• [What the exercise asks]: Your task is to copy every line of the entries that contains "puis".

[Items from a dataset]
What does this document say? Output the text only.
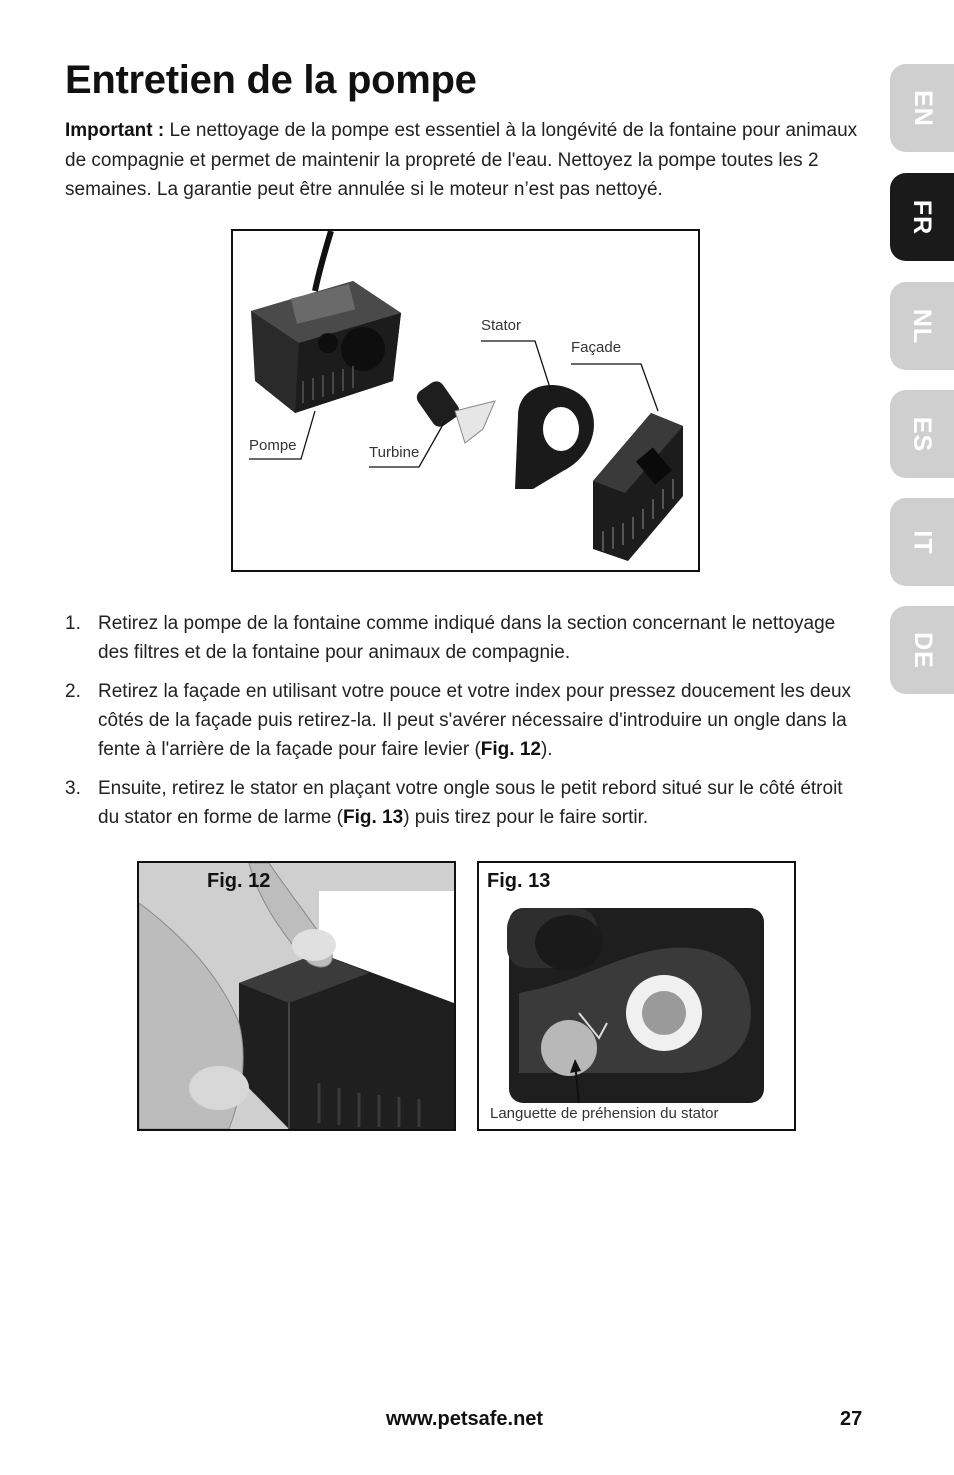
Entretien de la pompe

Important : Le nettoyage de la pompe est essentiel à la longévité de la fontaine pour animaux de compagnie et permet de maintenir la propreté de l'eau. Nettoyez la pompe toutes les 2 semaines. La garantie peut être annulée si le moteur n’est pas nettoyé.

EN
FR
NL
ES
IT
DE
Stator
Façade
Pompe	Turbine
1. Retirez la pompe de la fontaine comme indiqué dans la section concernant le nettoyage des filtres et de la fontaine pour animaux de compagnie.
2. Retirez la façade en utilisant votre pouce et votre index pour pressez doucement les deux côtés de la façade puis retirez-la. Il peut s'avérer nécessaire d'introduire un ongle dans la fente à l'arrière de la façade pour faire levier (Fig. 12).
3. Ensuite, retirez le stator en plaçant votre ongle sous le petit rebord situé sur le côté étroit du stator en forme de larme (Fig. 13) puis tirez pour le faire sortir.
Fig. 12	Fig. 13
Languette de préhension du stator
www.petsafe.net	27
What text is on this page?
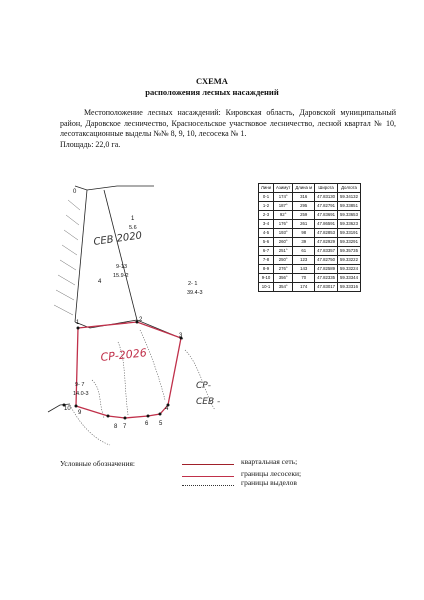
СХЕМА
расположения лесных насаждений
Местоположение лесных насаждений: Кировская область, Даровской муниципальный район, Даровское лесничество, Красносельское участковое лесничество, лесной квартал № 10, лесотаксационные выделы №№ 8, 9, 10, лесосека № 1.
Площадь: 22,0 га.
Лини	Азимут	Длина м	Широта	Долгота
0-1	174°	316	47.83130	59.34132
1-2	187°	295	47.82791	59.33851
2-3	92°	259	47.83691	59.33653
3-4	176°	261	47.86591	59.33623
4-5	193°	98	47.82853	59.33191
5-6	260°	39	47.82929	59.33291
6-7	251°	61	47.83357	59.35735
7-8	250°	123	47.82750	59.33222
8-9	276°	143	47.82589	59.33224
9-10	356°	70	47.82335	59.33344
10-1	354°	174	47.83017	59.33316
0
1	2
3
4
5
6
7
8
9
10
1
5.6
9-13
15.9-2
4	2- 1
39.4-3
9- 7
14.0-3
СЕВ 2020
СР-2026
СР-
СЕВ -
Условные обозначения:	квартальная сеть;
границы лесосеки;
границы выделов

• [Result]:
2. Retirez la façade en utilisant votre pouce et votre index pour pressez doucement les deux côtés de la façade puis retirez-la. Il peut s'avérer nécessaire d'introduire un ongle dans la fente à l'arrière de la façade pour faire levier (Fig. 12).
3. Ensuite, retirez le stator en plaçant votre ongle sous le petit rebord situé sur le côté étroit du stator en forme de larme (Fig. 13) puis tirez pour le faire sortir.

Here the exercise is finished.